## Task statement:
Recast the entries from the first line through the line containing "chevron-down-icon: ⌄ [440, 90, 446, 96]" as a JSON list of strings, one string per line, including both ends and leaving out blank lines.
----- Entries -----
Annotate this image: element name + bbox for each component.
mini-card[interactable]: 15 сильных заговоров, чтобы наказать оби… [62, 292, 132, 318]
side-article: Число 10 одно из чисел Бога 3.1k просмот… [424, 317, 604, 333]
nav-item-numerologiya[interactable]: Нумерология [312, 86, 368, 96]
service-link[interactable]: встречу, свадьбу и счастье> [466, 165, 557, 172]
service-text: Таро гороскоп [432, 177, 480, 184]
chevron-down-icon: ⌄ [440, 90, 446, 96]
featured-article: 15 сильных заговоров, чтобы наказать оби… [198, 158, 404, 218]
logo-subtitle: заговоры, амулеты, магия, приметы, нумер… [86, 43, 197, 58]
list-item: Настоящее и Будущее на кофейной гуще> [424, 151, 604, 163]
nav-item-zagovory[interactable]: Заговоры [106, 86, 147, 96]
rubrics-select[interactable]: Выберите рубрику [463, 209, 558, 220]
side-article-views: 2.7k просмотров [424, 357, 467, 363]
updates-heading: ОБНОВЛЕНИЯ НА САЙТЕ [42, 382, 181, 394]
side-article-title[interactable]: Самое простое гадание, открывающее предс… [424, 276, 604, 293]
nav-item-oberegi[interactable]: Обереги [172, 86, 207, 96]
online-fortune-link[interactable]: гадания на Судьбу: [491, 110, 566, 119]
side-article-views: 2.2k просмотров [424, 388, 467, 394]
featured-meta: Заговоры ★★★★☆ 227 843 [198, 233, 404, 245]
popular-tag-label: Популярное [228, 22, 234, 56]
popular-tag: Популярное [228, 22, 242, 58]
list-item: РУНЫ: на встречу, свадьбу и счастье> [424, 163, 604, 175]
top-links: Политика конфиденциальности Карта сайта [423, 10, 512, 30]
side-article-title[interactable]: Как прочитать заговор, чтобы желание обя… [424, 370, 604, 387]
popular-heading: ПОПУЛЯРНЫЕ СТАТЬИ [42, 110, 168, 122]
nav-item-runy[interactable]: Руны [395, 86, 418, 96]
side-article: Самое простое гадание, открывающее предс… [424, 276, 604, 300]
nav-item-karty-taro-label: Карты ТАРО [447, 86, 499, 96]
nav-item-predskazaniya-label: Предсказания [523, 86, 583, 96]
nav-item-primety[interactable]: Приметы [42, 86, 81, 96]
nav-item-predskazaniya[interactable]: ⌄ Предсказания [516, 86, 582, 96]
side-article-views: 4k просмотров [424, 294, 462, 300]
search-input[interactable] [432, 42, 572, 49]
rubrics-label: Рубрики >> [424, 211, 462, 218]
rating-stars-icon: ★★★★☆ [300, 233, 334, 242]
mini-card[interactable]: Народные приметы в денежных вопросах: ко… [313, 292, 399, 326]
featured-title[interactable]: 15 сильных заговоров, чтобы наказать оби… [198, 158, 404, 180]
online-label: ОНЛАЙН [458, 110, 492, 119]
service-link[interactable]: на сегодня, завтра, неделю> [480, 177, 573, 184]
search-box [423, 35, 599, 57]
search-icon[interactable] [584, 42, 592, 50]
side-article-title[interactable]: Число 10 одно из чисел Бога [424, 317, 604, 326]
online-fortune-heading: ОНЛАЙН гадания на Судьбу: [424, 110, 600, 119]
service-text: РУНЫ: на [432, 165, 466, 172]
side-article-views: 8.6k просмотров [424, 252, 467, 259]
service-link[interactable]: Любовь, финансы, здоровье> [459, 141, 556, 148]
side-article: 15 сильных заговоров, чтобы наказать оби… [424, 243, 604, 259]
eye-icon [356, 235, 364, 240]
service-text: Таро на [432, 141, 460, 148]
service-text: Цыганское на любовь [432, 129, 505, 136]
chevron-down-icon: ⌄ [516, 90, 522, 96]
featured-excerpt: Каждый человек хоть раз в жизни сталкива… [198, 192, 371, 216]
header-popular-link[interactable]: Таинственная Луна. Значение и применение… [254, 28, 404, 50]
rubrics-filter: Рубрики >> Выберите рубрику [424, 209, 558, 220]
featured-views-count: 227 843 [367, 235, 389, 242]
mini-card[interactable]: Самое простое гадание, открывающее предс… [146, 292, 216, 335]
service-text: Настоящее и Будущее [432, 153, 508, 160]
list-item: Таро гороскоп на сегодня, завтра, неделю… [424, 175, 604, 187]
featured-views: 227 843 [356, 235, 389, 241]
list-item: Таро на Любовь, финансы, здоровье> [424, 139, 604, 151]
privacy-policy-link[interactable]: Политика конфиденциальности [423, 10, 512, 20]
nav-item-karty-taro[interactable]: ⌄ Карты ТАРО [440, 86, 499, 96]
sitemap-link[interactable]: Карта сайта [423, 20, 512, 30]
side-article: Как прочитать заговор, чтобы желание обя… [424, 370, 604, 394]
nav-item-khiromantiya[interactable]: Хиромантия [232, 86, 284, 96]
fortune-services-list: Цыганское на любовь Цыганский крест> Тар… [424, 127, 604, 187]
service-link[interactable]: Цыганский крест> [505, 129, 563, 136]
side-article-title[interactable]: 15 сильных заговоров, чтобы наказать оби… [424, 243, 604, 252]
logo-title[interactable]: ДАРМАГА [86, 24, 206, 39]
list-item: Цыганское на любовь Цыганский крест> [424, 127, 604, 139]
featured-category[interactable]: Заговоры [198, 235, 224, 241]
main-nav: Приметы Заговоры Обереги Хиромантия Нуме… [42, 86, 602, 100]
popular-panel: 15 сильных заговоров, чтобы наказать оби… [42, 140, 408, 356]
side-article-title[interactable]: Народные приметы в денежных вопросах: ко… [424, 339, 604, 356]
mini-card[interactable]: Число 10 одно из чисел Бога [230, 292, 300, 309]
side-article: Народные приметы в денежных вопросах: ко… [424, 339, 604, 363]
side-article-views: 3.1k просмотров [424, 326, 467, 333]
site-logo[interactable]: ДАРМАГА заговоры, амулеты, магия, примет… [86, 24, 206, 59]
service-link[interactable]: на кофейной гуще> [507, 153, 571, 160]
-----
## Written response:
[
  "Annotate this image: element name + bbox for each component.",
  "mini-card[interactable]: 15 сильных заговоров, чтобы наказать оби… [62, 292, 132, 318]",
  "side-article: Число 10 одно из чисел Бога 3.1k просмот… [424, 317, 604, 333]",
  "nav-item-numerologiya[interactable]: Нумерология [312, 86, 368, 96]",
  "service-link[interactable]: встречу, свадьбу и счастье> [466, 165, 557, 172]",
  "service-text: Таро гороскоп [432, 177, 480, 184]",
  "chevron-down-icon: ⌄ [440, 90, 446, 96]"
]